What needs to be done
Reproduce all of the material exactly as shown.

Source material

+++

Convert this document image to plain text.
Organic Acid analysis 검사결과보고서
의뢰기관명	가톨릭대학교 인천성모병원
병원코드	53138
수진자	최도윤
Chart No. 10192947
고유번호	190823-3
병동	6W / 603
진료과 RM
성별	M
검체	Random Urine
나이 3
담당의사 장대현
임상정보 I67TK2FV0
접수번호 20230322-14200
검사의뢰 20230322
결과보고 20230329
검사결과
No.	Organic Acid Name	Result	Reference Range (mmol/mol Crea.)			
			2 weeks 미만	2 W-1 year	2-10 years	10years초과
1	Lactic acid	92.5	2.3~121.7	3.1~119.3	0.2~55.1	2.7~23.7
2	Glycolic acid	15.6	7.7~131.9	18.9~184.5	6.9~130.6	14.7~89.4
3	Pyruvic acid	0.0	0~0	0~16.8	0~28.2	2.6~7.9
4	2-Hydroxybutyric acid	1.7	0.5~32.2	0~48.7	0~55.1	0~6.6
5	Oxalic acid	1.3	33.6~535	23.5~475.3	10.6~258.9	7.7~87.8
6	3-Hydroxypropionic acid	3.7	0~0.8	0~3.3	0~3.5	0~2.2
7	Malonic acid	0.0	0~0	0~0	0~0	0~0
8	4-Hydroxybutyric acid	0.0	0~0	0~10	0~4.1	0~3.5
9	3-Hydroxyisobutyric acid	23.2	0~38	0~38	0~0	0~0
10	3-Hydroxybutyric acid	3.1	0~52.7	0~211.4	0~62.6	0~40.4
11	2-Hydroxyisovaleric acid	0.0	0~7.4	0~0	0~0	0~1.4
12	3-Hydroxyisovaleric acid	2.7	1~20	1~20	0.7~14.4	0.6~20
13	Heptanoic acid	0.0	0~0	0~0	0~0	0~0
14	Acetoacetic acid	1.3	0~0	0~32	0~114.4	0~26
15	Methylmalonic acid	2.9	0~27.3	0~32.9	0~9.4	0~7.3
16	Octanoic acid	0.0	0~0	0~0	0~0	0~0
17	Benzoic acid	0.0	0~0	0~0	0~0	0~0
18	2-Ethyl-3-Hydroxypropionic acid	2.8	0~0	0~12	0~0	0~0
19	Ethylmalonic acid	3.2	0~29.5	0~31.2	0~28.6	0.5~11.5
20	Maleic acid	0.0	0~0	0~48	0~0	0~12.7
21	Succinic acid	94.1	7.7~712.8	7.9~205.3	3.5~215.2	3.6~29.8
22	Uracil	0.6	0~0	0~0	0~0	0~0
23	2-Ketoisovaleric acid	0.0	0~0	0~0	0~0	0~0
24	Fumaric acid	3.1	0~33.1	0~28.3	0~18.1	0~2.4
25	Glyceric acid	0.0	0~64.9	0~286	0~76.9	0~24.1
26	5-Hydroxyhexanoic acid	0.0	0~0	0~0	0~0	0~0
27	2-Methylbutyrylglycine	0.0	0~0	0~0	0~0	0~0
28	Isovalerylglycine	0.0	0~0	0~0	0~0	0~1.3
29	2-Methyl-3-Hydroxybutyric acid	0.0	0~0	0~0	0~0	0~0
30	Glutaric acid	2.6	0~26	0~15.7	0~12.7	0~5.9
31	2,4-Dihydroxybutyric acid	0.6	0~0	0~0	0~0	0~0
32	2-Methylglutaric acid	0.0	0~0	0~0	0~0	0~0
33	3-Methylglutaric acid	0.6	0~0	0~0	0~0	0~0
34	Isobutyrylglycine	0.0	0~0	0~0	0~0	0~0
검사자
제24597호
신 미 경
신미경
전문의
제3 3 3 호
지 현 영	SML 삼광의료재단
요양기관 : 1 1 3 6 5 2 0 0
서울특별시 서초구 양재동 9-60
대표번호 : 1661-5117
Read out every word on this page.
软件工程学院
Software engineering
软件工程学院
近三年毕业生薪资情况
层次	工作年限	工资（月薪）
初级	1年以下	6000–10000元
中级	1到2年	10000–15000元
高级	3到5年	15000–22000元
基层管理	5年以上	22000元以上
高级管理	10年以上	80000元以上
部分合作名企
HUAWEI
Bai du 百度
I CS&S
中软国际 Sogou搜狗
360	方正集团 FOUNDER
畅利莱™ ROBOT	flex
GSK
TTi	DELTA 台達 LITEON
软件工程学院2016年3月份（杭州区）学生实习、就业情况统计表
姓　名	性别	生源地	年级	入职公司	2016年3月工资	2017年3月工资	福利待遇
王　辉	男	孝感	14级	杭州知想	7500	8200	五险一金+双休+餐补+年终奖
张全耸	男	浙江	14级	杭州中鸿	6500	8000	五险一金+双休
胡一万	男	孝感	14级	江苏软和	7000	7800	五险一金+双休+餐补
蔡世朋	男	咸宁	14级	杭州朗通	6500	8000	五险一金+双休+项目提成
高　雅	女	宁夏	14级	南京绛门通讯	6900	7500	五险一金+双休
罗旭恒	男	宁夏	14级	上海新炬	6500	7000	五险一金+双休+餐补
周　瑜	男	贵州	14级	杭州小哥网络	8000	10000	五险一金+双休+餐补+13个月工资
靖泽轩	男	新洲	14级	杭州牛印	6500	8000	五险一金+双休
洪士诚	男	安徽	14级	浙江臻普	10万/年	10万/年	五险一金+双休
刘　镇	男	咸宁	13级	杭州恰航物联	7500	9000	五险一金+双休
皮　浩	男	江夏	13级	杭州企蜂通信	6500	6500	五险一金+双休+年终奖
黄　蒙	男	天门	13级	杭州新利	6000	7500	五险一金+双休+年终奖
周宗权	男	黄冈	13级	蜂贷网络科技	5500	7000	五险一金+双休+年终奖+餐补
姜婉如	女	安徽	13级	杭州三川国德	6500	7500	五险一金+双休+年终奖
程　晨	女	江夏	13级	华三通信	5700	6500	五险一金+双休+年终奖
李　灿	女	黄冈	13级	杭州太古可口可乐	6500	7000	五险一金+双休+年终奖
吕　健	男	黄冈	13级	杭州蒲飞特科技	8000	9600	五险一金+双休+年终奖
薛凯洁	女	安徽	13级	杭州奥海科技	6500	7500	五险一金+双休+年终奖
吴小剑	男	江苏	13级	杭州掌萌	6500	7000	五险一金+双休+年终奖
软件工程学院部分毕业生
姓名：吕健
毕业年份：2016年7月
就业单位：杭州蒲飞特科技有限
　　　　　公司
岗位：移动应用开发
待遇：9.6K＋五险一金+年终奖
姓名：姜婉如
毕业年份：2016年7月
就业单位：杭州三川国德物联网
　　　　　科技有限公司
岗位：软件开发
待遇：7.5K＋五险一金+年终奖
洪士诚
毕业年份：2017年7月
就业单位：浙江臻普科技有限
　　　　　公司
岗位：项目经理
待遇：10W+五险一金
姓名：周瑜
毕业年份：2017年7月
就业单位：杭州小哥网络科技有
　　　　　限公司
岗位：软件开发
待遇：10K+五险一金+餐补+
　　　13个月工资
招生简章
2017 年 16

+++

Answer to this problem
Convert this document image to plain text.
Organic Acid analysis 검사결과보고서
의뢰기관명	가톨릭대학교 인천성모병원
병원코드	53138
수진자	최도윤
Chart No. 10192947
고유번호	190823-3
병동	6W / 603
진료과 RM
성별	M
검체	Random Urine
나이 3
담당의사 장대현
임상정보 I67TK2FV0
접수번호 20230322-14200
검사의뢰 20230322
결과보고 20230329
검사결과
No.	Organic Acid Name	Result	Reference Range (mmol/mol Crea.)			
			2 weeks 미만	2 W-1 year	2-10 years	10years초과
1	Lactic acid	92.5	2.3~121.7	3.1~119.3	0.2~55.1	2.7~23.7
2	Glycolic acid	15.6	7.7~131.9	18.9~184.5	6.9~130.6	14.7~89.4
3	Pyruvic acid	0.0	0~0	0~16.8	0~28.2	2.6~7.9
4	2-Hydroxybutyric acid	1.7	0.5~32.2	0~48.7	0~55.1	0~6.6
5	Oxalic acid	1.3	33.6~535	23.5~475.3	10.6~258.9	7.7~87.8
6	3-Hydroxypropionic acid	3.7	0~0.8	0~3.3	0~3.5	0~2.2
7	Malonic acid	0.0	0~0	0~0	0~0	0~0
8	4-Hydroxybutyric acid	0.0	0~0	0~10	0~4.1	0~3.5
9	3-Hydroxyisobutyric acid	23.2	0~38	0~38	0~0	0~0
10	3-Hydroxybutyric acid	3.1	0~52.7	0~211.4	0~62.6	0~40.4
11	2-Hydroxyisovaleric acid	0.0	0~7.4	0~0	0~0	0~1.4
12	3-Hydroxyisovaleric acid	2.7	1~20	1~20	0.7~14.4	0.6~20
13	Heptanoic acid	0.0	0~0	0~0	0~0	0~0
14	Acetoacetic acid	1.3	0~0	0~32	0~114.4	0~26
15	Methylmalonic acid	2.9	0~27.3	0~32.9	0~9.4	0~7.3
16	Octanoic acid	0.0	0~0	0~0	0~0	0~0
17	Benzoic acid	0.0	0~0	0~0	0~0	0~0
18	2-Ethyl-3-Hydroxypropionic acid	2.8	0~0	0~12	0~0	0~0
19	Ethylmalonic acid	3.2	0~29.5	0~31.2	0~28.6	0.5~11.5
20	Maleic acid	0.0	0~0	0~48	0~0	0~12.7
21	Succinic acid	94.1	7.7~712.8	7.9~205.3	3.5~215.2	3.6~29.8
22	Uracil	0.6	0~0	0~0	0~0	0~0
23	2-Ketoisovaleric acid	0.0	0~0	0~0	0~0	0~0
24	Fumaric acid	3.1	0~33.1	0~28.3	0~18.1	0~2.4
25	Glyceric acid	0.0	0~64.9	0~286	0~76.9	0~24.1
26	5-Hydroxyhexanoic acid	0.0	0~0	0~0	0~0	0~0
27	2-Methylbutyrylglycine	0.0	0~0	0~0	0~0	0~0
28	Isovalerylglycine	0.0	0~0	0~0	0~0	0~1.3
29	2-Methyl-3-Hydroxybutyric acid	0.0	0~0	0~0	0~0	0~0
30	Glutaric acid	2.6	0~26	0~15.7	0~12.7	0~5.9
31	2,4-Dihydroxybutyric acid	0.6	0~0	0~0	0~0	0~0
32	2-Methylglutaric acid	0.0	0~0	0~0	0~0	0~0
33	3-Methylglutaric acid	0.6	0~0	0~0	0~0	0~0
34	Isobutyrylglycine	0.0	0~0	0~0	0~0	0~0
검사자
제24597호
신 미 경
신미경
전문의
제3 3 3 호
지 현 영	SML 삼광의료재단
요양기관 : 1 1 3 6 5 2 0 0
서울특별시 서초구 양재동 9-60
대표번호 : 1661-5117
Read out every word on this page.
软件工程学院
Software engineering
软件工程学院
近三年毕业生薪资情况
层次	工作年限	工资（月薪）
初级	1年以下	6000–10000元
中级	1到2年	10000–15000元
高级	3到5年	15000–22000元
基层管理	5年以上	22000元以上
高级管理	10年以上	80000元以上
部分合作名企
HUAWEI
Bai du 百度
I CS&S
中软国际 Sogou搜狗
360	方正集团 FOUNDER
畅利莱™ ROBOT	flex
GSK
TTi	DELTA 台達 LITEON
软件工程学院2016年3月份（杭州区）学生实习、就业情况统计表
姓　名	性别	生源地	年级	入职公司	2016年3月工资	2017年3月工资	福利待遇
王　辉	男	孝感	14级	杭州知想	7500	8200	五险一金+双休+餐补+年终奖
张全耸	男	浙江	14级	杭州中鸿	6500	8000	五险一金+双休
胡一万	男	孝感	14级	江苏软和	7000	7800	五险一金+双休+餐补
蔡世朋	男	咸宁	14级	杭州朗通	6500	8000	五险一金+双休+项目提成
高　雅	女	宁夏	14级	南京绛门通讯	6900	7500	五险一金+双休
罗旭恒	男	宁夏	14级	上海新炬	6500	7000	五险一金+双休+餐补
周　瑜	男	贵州	14级	杭州小哥网络	8000	10000	五险一金+双休+餐补+13个月工资
靖泽轩	男	新洲	14级	杭州牛印	6500	8000	五险一金+双休
洪士诚	男	安徽	14级	浙江臻普	10万/年	10万/年	五险一金+双休
刘　镇	男	咸宁	13级	杭州恰航物联	7500	9000	五险一金+双休
皮　浩	男	江夏	13级	杭州企蜂通信	6500	6500	五险一金+双休+年终奖
黄　蒙	男	天门	13级	杭州新利	6000	7500	五险一金+双休+年终奖
周宗权	男	黄冈	13级	蜂贷网络科技	5500	7000	五险一金+双休+年终奖+餐补
姜婉如	女	安徽	13级	杭州三川国德	6500	7500	五险一金+双休+年终奖
程　晨	女	江夏	13级	华三通信	5700	6500	五险一金+双休+年终奖
李　灿	女	黄冈	13级	杭州太古可口可乐	6500	7000	五险一金+双休+年终奖
吕　健	男	黄冈	13级	杭州蒲飞特科技	8000	9600	五险一金+双休+年终奖
薛凯洁	女	安徽	13级	杭州奥海科技	6500	7500	五险一金+双休+年终奖
吴小剑	男	江苏	13级	杭州掌萌	6500	7000	五险一金+双休+年终奖
软件工程学院部分毕业生
姓名：吕健
毕业年份：2016年7月
就业单位：杭州蒲飞特科技有限
　　　　　公司
岗位：移动应用开发
待遇：9.6K＋五险一金+年终奖
姓名：姜婉如
毕业年份：2016年7月
就业单位：杭州三川国德物联网
　　　　　科技有限公司
岗位：软件开发
待遇：7.5K＋五险一金+年终奖
洪士诚
毕业年份：2017年7月
就业单位：浙江臻普科技有限
　　　　　公司
岗位：项目经理
待遇：10W+五险一金
姓名：周瑜
毕业年份：2017年7月
就业单位：杭州小哥网络科技有
　　　　　限公司
岗位：软件开发
待遇：10K+五险一金+餐补+
　　　13个月工资
招生简章
2017 年 16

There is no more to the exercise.